• **Set problem**:
What follows is a set of entries. Repeat them exactly, but not their pictures.

• **Records supplied**:
((

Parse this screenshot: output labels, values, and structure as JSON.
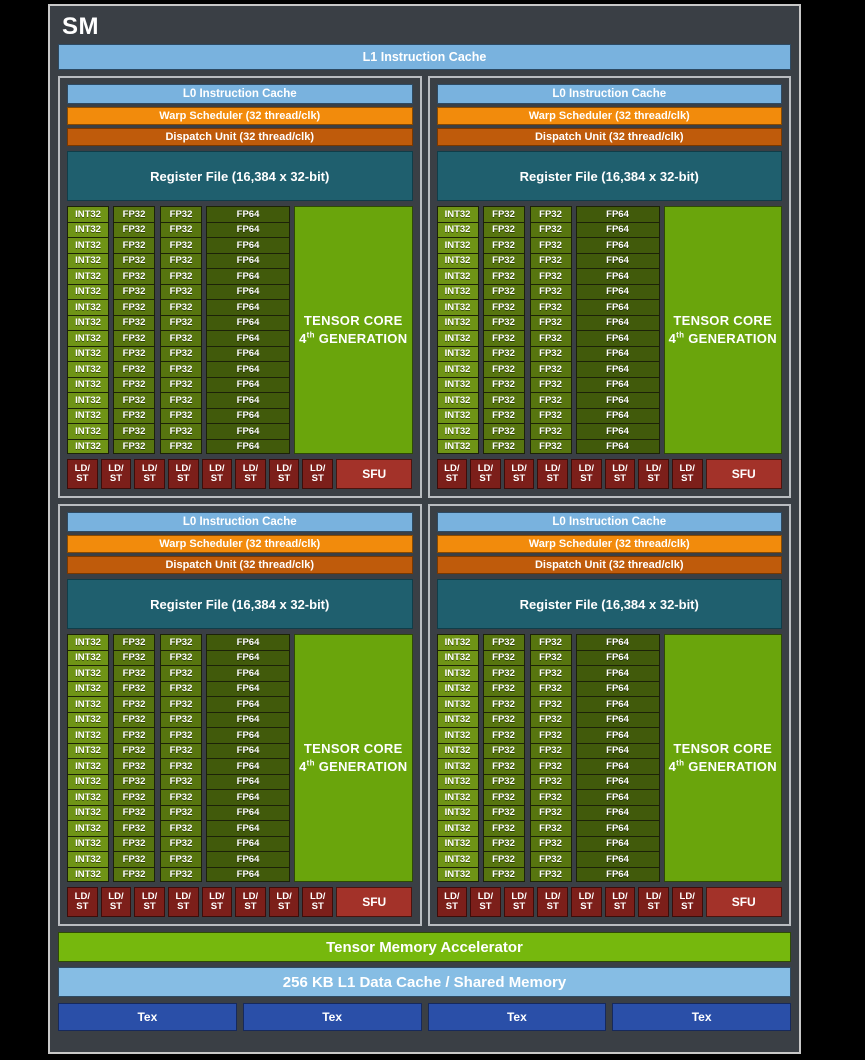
{
  "diagram": {
    "title": "SM",
    "l1_instruction_cache": "L1 Instruction Cache",
    "tensor_memory_accelerator": "Tensor Memory Accelerator",
    "l1_data_cache": "256 KB L1 Data Cache / Shared Memory",
    "tex_label": "Tex",
    "tex_count": 4
  },
  "processing_block": {
    "l0_instruction_cache": "L0 Instruction Cache",
    "warp_scheduler": "Warp Scheduler (32 thread/clk)",
    "dispatch_unit": "Dispatch Unit (32 thread/clk)",
    "register_file": "Register File (16,384 x 32-bit)",
    "int32_label": "INT32",
    "fp32_label": "FP32",
    "fp64_label": "FP64",
    "core_rows": 16,
    "int32_columns": 1,
    "fp32_columns": 2,
    "fp64_columns": 1,
    "tensor_core_line1": "TENSOR CORE",
    "tensor_core_line2_prefix": "4",
    "tensor_core_line2_sup": "th",
    "tensor_core_line2_suffix": " GENERATION",
    "ldst_line1": "LD/",
    "ldst_line2": "ST",
    "ldst_count": 8,
    "sfu_label": "SFU",
    "block_count": 4
  },
  "colors": {
    "page_background": "#000000",
    "panel_background": "#3a3f45",
    "panel_border": "#c8c8c8",
    "instruction_cache": "#79b2de",
    "warp_scheduler": "#f28b0c",
    "dispatch_unit": "#bf5b0b",
    "register_file": "#1f5f6e",
    "int32_core": "#6f9416",
    "fp32_core": "#57750f",
    "fp64_core": "#415a0b",
    "tensor_core": "#6aa50c",
    "ldst_unit": "#7c1f1a",
    "sfu_unit": "#a33229",
    "tensor_memory_accelerator": "#76b80d",
    "l1_data_cache": "#86bde4",
    "tex_unit": "#2a4fa8"
  }
}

))

• **Answer for this exercise**:
Parse this screenshot: output labels, values, and structure as JSON.
{
  "diagram": {
    "title": "SM",
    "l1_instruction_cache": "L1 Instruction Cache",
    "tensor_memory_accelerator": "Tensor Memory Accelerator",
    "l1_data_cache": "256 KB L1 Data Cache / Shared Memory",
    "tex_label": "Tex",
    "tex_count": 4
  },
  "processing_block": {
    "l0_instruction_cache": "L0 Instruction Cache",
    "warp_scheduler": "Warp Scheduler (32 thread/clk)",
    "dispatch_unit": "Dispatch Unit (32 thread/clk)",
    "register_file": "Register File (16,384 x 32-bit)",
    "int32_label": "INT32",
    "fp32_label": "FP32",
    "fp64_label": "FP64",
    "core_rows": 16,
    "int32_columns": 1,
    "fp32_columns": 2,
    "fp64_columns": 1,
    "tensor_core_line1": "TENSOR CORE",
    "tensor_core_line2_prefix": "4",
    "tensor_core_line2_sup": "th",
    "tensor_core_line2_suffix": " GENERATION",
    "ldst_line1": "LD/",
    "ldst_line2": "ST",
    "ldst_count": 8,
    "sfu_label": "SFU",
    "block_count": 4
  },
  "colors": {
    "page_background": "#000000",
    "panel_background": "#3a3f45",
    "panel_border": "#c8c8c8",
    "instruction_cache": "#79b2de",
    "warp_scheduler": "#f28b0c",
    "dispatch_unit": "#bf5b0b",
    "register_file": "#1f5f6e",
    "int32_core": "#6f9416",
    "fp32_core": "#57750f",
    "fp64_core": "#415a0b",
    "tensor_core": "#6aa50c",
    "ldst_unit": "#7c1f1a",
    "sfu_unit": "#a33229",
    "tensor_memory_accelerator": "#76b80d",
    "l1_data_cache": "#86bde4",
    "tex_unit": "#2a4fa8"
  }
}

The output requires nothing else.